RECORDS PROVIDED —
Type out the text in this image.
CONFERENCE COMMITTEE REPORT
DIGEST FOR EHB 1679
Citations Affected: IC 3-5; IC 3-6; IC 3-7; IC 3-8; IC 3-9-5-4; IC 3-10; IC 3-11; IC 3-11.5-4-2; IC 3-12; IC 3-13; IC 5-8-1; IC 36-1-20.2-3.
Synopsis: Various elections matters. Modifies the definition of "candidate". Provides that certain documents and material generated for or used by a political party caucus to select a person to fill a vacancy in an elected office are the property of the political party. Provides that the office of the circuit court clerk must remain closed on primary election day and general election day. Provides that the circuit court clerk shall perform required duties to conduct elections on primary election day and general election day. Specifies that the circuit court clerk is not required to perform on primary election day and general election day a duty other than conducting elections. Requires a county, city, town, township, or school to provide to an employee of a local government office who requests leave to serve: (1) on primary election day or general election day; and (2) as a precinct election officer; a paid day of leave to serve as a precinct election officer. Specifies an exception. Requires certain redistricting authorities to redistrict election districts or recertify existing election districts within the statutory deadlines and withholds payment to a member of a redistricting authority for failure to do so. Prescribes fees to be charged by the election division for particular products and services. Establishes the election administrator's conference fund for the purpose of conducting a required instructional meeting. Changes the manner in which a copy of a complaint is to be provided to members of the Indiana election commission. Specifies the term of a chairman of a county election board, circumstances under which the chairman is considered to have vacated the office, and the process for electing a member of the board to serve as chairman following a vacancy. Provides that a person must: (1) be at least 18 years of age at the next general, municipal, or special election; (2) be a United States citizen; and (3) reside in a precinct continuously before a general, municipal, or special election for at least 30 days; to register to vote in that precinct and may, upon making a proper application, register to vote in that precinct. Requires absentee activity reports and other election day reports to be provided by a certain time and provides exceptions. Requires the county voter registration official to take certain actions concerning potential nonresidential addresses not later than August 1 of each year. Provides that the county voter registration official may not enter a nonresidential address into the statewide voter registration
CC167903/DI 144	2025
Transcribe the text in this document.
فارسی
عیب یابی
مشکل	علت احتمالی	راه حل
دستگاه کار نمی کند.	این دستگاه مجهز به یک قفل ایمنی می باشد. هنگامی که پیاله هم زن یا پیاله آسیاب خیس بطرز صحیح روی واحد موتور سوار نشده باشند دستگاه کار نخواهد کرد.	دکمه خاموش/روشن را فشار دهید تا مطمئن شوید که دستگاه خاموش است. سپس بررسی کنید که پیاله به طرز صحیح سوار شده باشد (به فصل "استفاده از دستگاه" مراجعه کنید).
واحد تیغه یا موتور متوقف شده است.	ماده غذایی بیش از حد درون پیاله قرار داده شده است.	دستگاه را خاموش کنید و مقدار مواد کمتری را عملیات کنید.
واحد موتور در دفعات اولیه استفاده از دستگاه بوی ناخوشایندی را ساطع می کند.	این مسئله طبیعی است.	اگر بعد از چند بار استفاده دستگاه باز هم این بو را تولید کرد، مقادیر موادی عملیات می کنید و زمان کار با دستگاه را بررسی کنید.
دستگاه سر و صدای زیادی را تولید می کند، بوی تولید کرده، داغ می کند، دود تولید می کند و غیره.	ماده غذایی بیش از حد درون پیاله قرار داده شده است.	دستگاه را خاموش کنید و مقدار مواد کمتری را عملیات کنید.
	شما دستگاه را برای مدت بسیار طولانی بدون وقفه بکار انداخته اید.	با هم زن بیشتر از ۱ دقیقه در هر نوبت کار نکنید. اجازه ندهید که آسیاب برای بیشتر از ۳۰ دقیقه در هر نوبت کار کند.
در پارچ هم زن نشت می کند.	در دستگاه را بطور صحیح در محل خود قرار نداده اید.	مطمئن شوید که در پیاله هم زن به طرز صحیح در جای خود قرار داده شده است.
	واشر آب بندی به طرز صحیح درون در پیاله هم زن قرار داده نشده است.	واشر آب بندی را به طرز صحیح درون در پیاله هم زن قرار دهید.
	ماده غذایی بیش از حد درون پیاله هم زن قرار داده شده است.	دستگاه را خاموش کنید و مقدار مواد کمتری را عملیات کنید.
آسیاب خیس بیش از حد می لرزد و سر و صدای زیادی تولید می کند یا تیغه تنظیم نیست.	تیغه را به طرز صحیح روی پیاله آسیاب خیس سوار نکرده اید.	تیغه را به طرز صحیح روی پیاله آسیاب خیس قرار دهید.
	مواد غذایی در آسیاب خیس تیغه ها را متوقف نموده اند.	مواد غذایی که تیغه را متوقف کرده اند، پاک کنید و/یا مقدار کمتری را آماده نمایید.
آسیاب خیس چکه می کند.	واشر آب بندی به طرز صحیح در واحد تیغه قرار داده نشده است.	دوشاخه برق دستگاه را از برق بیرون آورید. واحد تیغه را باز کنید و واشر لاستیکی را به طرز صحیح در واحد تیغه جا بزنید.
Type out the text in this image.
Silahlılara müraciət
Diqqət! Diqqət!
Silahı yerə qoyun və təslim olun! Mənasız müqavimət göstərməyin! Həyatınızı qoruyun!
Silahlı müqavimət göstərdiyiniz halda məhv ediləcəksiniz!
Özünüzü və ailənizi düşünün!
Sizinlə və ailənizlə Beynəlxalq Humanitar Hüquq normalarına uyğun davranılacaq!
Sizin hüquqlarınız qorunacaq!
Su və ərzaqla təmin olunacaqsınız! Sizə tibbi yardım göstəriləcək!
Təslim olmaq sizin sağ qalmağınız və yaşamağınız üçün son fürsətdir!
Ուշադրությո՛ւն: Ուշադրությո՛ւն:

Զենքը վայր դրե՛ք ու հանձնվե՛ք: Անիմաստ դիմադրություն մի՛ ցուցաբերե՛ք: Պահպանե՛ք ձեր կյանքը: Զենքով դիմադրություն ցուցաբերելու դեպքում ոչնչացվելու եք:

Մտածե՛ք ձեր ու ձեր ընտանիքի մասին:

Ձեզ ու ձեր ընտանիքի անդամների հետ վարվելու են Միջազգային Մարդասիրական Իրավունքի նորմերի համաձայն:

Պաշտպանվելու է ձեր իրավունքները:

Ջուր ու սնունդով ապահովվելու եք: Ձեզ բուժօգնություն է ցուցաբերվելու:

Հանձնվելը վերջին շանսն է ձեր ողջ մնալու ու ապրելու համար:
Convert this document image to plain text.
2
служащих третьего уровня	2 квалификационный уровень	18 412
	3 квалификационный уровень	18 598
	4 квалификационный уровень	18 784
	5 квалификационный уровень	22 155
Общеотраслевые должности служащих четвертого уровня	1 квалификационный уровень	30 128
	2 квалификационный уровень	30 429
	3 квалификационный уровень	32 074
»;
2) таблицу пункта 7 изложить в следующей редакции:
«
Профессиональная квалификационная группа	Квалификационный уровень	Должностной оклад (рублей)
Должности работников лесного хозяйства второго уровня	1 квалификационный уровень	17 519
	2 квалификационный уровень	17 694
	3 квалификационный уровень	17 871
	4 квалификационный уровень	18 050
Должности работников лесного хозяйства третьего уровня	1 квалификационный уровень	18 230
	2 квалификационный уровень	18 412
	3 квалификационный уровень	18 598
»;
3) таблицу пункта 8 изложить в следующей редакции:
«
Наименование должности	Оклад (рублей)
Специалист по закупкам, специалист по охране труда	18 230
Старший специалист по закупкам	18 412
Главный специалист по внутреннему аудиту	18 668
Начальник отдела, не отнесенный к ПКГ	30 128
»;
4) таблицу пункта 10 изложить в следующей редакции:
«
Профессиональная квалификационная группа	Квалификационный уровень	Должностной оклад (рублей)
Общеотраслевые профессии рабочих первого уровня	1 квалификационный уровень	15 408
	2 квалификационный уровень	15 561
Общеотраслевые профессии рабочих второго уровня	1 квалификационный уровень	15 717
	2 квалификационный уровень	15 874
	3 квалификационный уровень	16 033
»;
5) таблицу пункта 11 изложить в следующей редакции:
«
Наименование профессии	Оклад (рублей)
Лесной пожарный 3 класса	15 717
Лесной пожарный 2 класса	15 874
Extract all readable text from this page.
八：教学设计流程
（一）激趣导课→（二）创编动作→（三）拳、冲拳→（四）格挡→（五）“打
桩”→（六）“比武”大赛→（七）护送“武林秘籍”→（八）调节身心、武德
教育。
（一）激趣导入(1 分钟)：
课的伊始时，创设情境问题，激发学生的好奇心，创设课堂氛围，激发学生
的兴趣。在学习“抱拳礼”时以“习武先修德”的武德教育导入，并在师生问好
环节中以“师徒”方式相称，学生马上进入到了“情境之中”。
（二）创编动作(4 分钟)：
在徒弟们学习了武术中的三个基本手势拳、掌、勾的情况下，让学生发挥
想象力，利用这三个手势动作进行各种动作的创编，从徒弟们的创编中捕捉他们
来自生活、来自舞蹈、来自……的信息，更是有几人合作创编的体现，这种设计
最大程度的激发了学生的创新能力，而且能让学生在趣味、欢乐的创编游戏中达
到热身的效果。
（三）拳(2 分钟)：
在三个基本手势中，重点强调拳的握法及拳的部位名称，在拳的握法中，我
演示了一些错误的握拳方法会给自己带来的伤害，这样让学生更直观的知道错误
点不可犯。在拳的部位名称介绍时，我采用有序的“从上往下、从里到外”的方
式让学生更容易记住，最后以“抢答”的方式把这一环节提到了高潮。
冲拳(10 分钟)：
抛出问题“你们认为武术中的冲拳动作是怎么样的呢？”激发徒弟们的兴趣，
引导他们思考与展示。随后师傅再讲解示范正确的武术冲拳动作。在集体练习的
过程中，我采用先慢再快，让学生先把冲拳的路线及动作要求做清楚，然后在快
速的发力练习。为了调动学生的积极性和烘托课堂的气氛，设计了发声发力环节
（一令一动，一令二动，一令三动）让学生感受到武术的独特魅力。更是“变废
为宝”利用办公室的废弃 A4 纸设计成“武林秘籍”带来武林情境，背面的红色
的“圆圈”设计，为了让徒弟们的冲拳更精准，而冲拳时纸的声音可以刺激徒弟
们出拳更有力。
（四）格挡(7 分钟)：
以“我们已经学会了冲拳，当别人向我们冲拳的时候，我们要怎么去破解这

DIRECTION — Pull out each line of the records holding the string "закупкам".

RESULT OF THIS TASK —
Специалист по закупкам, специалист по охране труда	18 230
Старший специалист по закупкам	18 412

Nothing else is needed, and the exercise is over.